■ **Data rows**
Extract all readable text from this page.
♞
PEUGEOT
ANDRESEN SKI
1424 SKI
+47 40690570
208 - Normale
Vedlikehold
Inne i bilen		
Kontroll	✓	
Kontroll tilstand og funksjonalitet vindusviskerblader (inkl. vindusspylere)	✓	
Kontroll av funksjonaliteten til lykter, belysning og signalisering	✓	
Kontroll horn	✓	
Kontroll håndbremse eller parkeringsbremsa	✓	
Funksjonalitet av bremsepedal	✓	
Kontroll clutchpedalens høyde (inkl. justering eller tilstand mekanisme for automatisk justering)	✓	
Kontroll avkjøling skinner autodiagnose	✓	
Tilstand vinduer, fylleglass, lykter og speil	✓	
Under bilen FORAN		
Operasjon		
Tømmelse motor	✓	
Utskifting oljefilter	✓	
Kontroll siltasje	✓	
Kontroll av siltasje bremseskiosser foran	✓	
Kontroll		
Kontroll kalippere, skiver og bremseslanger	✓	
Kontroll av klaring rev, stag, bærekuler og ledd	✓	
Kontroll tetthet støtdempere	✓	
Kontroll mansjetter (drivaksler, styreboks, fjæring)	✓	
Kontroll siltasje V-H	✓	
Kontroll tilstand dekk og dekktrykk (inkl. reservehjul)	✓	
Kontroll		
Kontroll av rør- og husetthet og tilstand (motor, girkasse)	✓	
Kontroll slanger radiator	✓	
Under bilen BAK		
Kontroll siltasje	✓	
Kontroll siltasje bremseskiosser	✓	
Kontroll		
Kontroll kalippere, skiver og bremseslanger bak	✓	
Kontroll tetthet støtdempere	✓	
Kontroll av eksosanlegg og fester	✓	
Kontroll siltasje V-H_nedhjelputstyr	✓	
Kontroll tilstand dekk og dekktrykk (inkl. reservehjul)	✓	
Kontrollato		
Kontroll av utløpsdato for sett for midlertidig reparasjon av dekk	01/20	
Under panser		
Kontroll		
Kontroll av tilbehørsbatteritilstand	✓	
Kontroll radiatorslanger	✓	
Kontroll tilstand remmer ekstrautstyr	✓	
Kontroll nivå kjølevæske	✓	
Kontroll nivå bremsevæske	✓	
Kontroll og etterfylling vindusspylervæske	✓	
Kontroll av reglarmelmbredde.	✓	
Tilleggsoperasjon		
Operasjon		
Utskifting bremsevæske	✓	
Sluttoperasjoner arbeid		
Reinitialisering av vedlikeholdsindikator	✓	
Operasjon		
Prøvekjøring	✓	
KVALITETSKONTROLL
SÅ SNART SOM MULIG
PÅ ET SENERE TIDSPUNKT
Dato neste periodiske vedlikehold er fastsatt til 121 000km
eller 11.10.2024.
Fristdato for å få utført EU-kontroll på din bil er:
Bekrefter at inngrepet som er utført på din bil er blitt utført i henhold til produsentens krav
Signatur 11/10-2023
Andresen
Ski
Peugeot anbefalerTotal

■ **What is expected**
Return all lines containing "motor".

■ **Answer to this problem**
Tømmelse motor	✓	
Kontroll av rør- og husetthet og tilstand (motor, girkasse)	✓	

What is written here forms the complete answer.